• WORK INSTRUCTIONS:
Go through the listing and set it down exactly, leaving out its pictures.

• MATERIAL PROVIDED:
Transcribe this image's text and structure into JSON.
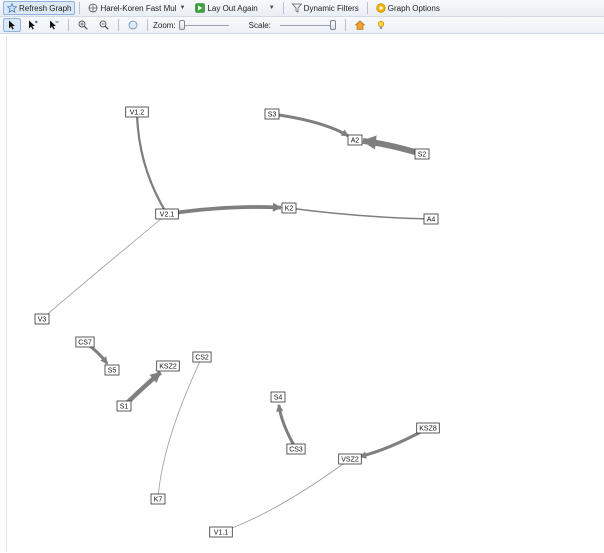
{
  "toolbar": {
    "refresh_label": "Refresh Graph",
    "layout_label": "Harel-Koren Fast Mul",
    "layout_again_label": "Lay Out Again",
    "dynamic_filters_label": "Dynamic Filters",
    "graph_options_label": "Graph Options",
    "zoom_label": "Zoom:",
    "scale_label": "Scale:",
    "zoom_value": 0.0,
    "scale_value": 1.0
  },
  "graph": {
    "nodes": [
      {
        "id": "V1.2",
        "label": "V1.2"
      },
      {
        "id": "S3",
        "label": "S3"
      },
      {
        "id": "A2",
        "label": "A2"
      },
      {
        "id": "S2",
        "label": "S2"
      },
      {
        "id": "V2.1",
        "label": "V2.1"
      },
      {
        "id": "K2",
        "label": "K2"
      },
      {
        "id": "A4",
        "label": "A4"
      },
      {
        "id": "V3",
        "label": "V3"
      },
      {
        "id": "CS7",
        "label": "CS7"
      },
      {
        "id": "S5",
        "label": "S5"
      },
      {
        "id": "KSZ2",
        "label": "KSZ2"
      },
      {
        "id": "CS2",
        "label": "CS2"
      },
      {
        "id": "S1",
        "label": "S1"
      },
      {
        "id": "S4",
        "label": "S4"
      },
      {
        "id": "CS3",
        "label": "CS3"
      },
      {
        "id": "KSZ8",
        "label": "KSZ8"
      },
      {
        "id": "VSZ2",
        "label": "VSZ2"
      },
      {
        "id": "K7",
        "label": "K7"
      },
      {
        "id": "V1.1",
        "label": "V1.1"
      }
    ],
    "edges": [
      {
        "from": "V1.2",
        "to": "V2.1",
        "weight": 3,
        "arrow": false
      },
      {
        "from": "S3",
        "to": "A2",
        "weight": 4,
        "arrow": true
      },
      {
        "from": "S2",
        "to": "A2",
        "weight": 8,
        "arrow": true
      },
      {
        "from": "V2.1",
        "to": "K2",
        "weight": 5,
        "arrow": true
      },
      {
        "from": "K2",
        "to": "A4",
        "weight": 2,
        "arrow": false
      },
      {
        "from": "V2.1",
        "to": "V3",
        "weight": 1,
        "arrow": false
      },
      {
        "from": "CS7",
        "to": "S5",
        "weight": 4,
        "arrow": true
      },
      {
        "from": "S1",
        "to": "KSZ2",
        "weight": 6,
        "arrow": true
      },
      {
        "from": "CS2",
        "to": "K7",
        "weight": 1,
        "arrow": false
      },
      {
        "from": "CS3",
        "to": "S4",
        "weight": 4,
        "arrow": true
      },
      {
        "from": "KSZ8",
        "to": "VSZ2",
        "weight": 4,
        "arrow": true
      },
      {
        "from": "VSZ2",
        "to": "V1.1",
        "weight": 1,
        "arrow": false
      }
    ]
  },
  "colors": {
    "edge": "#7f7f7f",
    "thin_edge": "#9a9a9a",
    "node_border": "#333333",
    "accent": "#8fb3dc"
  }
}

• COMPLETED TASK:
Transcribe this image's text and structure into JSON.
{
  "toolbar": {
    "refresh_label": "Refresh Graph",
    "layout_label": "Harel-Koren Fast Mul",
    "layout_again_label": "Lay Out Again",
    "dynamic_filters_label": "Dynamic Filters",
    "graph_options_label": "Graph Options",
    "zoom_label": "Zoom:",
    "scale_label": "Scale:",
    "zoom_value": 0.0,
    "scale_value": 1.0
  },
  "graph": {
    "nodes": [
      {
        "id": "V1.2",
        "label": "V1.2"
      },
      {
        "id": "S3",
        "label": "S3"
      },
      {
        "id": "A2",
        "label": "A2"
      },
      {
        "id": "S2",
        "label": "S2"
      },
      {
        "id": "V2.1",
        "label": "V2.1"
      },
      {
        "id": "K2",
        "label": "K2"
      },
      {
        "id": "A4",
        "label": "A4"
      },
      {
        "id": "V3",
        "label": "V3"
      },
      {
        "id": "CS7",
        "label": "CS7"
      },
      {
        "id": "S5",
        "label": "S5"
      },
      {
        "id": "KSZ2",
        "label": "KSZ2"
      },
      {
        "id": "CS2",
        "label": "CS2"
      },
      {
        "id": "S1",
        "label": "S1"
      },
      {
        "id": "S4",
        "label": "S4"
      },
      {
        "id": "CS3",
        "label": "CS3"
      },
      {
        "id": "KSZ8",
        "label": "KSZ8"
      },
      {
        "id": "VSZ2",
        "label": "VSZ2"
      },
      {
        "id": "K7",
        "label": "K7"
      },
      {
        "id": "V1.1",
        "label": "V1.1"
      }
    ],
    "edges": [
      {
        "from": "V1.2",
        "to": "V2.1",
        "weight": 3,
        "arrow": false
      },
      {
        "from": "S3",
        "to": "A2",
        "weight": 4,
        "arrow": true
      },
      {
        "from": "S2",
        "to": "A2",
        "weight": 8,
        "arrow": true
      },
      {
        "from": "V2.1",
        "to": "K2",
        "weight": 5,
        "arrow": true
      },
      {
        "from": "K2",
        "to": "A4",
        "weight": 2,
        "arrow": false
      },
      {
        "from": "V2.1",
        "to": "V3",
        "weight": 1,
        "arrow": false
      },
      {
        "from": "CS7",
        "to": "S5",
        "weight": 4,
        "arrow": true
      },
      {
        "from": "S1",
        "to": "KSZ2",
        "weight": 6,
        "arrow": true
      },
      {
        "from": "CS2",
        "to": "K7",
        "weight": 1,
        "arrow": false
      },
      {
        "from": "CS3",
        "to": "S4",
        "weight": 4,
        "arrow": true
      },
      {
        "from": "KSZ8",
        "to": "VSZ2",
        "weight": 4,
        "arrow": true
      },
      {
        "from": "VSZ2",
        "to": "V1.1",
        "weight": 1,
        "arrow": false
      }
    ]
  },
  "colors": {
    "edge": "#7f7f7f",
    "thin_edge": "#9a9a9a",
    "node_border": "#333333",
    "accent": "#8fb3dc"
  }
}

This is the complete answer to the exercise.